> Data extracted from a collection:
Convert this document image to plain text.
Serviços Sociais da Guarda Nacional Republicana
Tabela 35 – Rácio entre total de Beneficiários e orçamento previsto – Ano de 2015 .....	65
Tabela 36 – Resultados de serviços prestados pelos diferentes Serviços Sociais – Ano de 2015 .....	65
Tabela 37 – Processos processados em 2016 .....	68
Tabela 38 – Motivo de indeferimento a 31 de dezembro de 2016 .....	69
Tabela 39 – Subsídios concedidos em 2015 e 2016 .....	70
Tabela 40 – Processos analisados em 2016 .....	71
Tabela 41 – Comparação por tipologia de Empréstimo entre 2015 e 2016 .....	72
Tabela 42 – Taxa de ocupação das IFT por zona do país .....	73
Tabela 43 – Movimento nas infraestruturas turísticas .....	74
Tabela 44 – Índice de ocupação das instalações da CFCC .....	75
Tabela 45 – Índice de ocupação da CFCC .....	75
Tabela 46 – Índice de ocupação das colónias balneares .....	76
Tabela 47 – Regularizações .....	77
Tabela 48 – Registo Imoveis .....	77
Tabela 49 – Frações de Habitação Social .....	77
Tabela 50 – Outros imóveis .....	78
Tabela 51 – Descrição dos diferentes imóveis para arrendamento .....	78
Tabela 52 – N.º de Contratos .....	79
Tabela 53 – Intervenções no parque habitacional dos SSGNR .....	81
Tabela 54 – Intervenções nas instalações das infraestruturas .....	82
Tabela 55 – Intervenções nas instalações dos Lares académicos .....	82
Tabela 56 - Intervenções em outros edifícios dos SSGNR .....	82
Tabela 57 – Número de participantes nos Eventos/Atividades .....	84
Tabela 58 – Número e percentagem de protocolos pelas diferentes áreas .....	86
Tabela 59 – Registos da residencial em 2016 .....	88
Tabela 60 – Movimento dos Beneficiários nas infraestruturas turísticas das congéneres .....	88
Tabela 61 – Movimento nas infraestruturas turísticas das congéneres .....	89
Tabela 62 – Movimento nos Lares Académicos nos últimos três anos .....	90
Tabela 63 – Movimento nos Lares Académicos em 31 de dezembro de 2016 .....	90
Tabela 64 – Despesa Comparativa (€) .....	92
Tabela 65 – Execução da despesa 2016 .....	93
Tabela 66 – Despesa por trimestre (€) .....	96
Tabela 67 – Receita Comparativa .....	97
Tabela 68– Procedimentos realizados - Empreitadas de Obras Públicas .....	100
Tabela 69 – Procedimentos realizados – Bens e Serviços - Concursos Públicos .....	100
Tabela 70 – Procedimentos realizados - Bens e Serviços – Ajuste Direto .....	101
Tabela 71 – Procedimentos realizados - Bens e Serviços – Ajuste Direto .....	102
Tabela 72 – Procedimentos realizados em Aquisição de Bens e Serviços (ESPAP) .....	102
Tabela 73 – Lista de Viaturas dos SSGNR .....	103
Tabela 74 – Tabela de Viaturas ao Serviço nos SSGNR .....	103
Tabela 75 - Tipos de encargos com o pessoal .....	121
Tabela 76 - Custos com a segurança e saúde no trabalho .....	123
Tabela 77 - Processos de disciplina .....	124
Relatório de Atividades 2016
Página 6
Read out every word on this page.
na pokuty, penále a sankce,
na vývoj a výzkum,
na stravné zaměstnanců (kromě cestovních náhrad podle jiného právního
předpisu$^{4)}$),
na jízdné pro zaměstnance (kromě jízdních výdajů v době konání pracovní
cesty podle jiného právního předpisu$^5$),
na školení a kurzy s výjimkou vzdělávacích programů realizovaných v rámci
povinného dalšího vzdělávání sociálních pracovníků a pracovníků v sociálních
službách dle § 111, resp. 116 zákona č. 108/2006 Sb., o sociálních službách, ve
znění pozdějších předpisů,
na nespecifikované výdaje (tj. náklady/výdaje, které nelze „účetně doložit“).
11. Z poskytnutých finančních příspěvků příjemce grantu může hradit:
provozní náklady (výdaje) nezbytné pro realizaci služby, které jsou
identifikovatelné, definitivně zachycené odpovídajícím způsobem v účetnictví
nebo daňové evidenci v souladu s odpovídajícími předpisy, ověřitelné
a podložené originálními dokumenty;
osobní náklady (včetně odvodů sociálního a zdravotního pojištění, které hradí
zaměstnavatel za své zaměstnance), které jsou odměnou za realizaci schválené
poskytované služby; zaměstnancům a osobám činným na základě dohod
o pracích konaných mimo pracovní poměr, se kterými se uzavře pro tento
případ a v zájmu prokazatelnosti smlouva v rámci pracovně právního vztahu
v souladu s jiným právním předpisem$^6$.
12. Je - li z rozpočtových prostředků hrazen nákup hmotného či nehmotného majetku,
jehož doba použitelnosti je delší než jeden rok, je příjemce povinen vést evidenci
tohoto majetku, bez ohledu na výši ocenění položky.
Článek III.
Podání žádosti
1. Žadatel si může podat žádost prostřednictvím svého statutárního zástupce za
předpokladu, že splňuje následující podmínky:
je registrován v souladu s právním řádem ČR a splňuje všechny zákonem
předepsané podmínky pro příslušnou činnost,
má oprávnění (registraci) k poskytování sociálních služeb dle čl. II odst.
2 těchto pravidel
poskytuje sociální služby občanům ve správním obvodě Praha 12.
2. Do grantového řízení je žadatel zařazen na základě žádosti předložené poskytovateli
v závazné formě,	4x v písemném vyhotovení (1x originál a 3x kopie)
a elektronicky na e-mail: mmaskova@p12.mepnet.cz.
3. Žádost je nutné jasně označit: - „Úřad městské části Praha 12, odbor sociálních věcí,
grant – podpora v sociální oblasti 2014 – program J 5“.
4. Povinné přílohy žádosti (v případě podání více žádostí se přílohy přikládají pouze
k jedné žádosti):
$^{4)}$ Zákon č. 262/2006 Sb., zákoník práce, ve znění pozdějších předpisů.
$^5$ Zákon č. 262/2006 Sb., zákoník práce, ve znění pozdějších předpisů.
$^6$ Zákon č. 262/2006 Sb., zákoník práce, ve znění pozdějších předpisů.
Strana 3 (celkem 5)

> What to work on: Pick out all lines from the data above in which the word "příjemce" appears.

> Completed exercise:
11. Z poskytnutých finančních příspěvků příjemce grantu může hradit:
jehož doba použitelnosti je delší než jeden rok, je příjemce povinen vést evidenci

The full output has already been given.